▸ **Short exercise 1**:
Translate this sentence from the passage on Roth IRA conversions into Spanish: "In a Roth IRA conversion, you convert your funds from your traditional IRA into a Roth IRA."
▸ **Short exercise 2**:
Write a continuation of the passage on Roth IRA conversions, picking up after its final heading.

▸ **Passage given**:
::::

Some people find that a Roth IRA conversion is a good way to get a tax advantage on money currently in a traditional IRA. But before you begin a Roth IRA conversion, there are a few important things to consider.
What Is a Roth IRA Conversion?
In a Roth IRA conversion, you convert your funds from your traditional IRA into a Roth IRA. The amount of money you convert is added to your taxable income for the year.
What Are the Advantages of a Roth IRA Conversion?
For some, there may be tax advantages when converting a traditional IRA to a Roth IRA. With a Roth IRA, you can make tax- and penalty-free withdrawals of your original contributions any time after the first five years. When you reach age 59 or older, any distributions of your Roth IRA earnings are also tax-exempt as long as you made a contribution at least five years before the distribution. (Find out more detail on the Internal Revenue Service website.) So with a Roth IRA conversion, you’re essentially deciding to pay tax on your funds now, so your future distributions will be nontaxable.
Is a Roth IRA Conversion Right for Me?

::::

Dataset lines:

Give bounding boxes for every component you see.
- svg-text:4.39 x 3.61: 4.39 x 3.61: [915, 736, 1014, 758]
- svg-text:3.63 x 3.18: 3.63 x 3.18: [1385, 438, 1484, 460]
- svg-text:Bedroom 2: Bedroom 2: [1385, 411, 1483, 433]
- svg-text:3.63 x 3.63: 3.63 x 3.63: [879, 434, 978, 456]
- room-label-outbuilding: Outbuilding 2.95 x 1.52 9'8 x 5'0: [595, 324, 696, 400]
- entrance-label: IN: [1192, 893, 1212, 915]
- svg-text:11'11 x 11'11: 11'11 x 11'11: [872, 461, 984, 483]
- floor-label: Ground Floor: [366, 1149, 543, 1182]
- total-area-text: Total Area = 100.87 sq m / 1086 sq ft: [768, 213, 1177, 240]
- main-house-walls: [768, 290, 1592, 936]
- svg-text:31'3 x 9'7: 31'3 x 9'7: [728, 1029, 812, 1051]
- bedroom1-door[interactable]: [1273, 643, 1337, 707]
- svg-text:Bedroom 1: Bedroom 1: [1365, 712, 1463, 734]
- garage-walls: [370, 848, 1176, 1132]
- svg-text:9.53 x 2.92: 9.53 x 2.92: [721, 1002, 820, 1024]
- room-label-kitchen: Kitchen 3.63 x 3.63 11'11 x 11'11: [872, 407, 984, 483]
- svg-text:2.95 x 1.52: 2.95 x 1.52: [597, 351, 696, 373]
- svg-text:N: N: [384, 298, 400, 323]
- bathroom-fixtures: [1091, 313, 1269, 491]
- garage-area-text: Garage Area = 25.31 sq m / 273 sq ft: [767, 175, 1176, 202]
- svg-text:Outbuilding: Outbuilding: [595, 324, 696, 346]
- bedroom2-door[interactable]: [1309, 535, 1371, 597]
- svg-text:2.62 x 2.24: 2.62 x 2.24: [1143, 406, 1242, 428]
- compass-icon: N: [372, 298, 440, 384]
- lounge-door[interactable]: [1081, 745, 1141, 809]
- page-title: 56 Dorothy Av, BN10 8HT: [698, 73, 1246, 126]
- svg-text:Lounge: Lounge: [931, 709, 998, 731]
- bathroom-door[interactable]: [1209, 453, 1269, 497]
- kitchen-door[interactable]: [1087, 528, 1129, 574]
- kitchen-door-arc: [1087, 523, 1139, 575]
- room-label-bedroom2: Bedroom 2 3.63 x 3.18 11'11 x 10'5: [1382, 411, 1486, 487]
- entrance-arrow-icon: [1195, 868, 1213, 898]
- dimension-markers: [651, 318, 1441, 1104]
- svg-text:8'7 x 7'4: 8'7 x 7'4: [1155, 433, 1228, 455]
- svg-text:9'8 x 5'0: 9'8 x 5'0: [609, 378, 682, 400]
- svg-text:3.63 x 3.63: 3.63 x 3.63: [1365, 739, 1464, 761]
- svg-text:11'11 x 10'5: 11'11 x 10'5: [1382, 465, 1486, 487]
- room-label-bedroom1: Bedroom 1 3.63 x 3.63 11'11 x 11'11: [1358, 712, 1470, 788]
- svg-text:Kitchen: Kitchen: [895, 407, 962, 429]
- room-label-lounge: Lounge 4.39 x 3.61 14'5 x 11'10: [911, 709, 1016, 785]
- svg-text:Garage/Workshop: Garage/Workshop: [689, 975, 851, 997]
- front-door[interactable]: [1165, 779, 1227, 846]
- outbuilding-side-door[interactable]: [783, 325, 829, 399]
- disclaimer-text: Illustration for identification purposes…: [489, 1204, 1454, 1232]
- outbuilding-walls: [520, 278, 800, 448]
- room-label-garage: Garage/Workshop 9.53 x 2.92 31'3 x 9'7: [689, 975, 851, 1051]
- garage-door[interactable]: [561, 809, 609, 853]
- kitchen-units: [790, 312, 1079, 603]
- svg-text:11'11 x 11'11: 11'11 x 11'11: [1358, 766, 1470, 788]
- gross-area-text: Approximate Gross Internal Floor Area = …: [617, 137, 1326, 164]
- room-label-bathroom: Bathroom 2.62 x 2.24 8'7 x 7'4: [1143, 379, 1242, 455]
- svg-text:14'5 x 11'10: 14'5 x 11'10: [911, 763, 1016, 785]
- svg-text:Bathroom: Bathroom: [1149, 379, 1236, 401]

::::

▸ **Answer 1**:
En una conversión a Roth IRA, usted convierte sus fondos de su IRA tradicional en una Roth IRA.

▸ **Answer 2**:
Whether a Roth IRA conversion is right for you depends on a number of factors. It’s a good idea to check with your tax professional to discuss if a conversion is right for you. With that in mind, here are a few things to consider:
- Your age—It may become less beneficial to do a Roth IRA conversion as you get closer to retirement. In the “pretirement” window, you’ll simply have less time to make up for what you lose when you pay taxes at the time of the conversion.
- Current tax benefits—The income you report from your conversion could push you into a higher tax bracket, which could also exclude you from other tax benefits, such as child and higher-education tax credits.
- Income after retirement—If you’ll be in a lower tax bracket when you retire than you are now, the income tax on your IRA distributions will be lower at that point than the tax rate you’d pay on a Roth IRA conversion today. Instead of converting, it might make more sense to wait, let the money compound in your regular IRA, and then pay taxes at your lower retirement-income tax rate.
- Inheritance Plans—With a Roth IRA, there’s no required minimum withdrawal during the life of the IRA owner. As a result, the entire balance of the account may be passed to your beneficiary. By contrast, you usually have to start taking distributions from your traditional IRA when you reach 70 ½ . Any distributions you don’t really need could mean less money for your heirs.
How Ally Bank Can Help
Safeguard your retirement savings with the stability of an Ally Bank IRA CD or IRA Online Savings Account. Both are insured by the Federal Deposit Insurance Corporation (FDIC) up to the maximum amount allowed by law. Plus, you can earn interest rates that are consistently among the most competitive in the country. Learn more at Allybank.com or call live, 24/7 customer care at 877-247-ALLY (2559).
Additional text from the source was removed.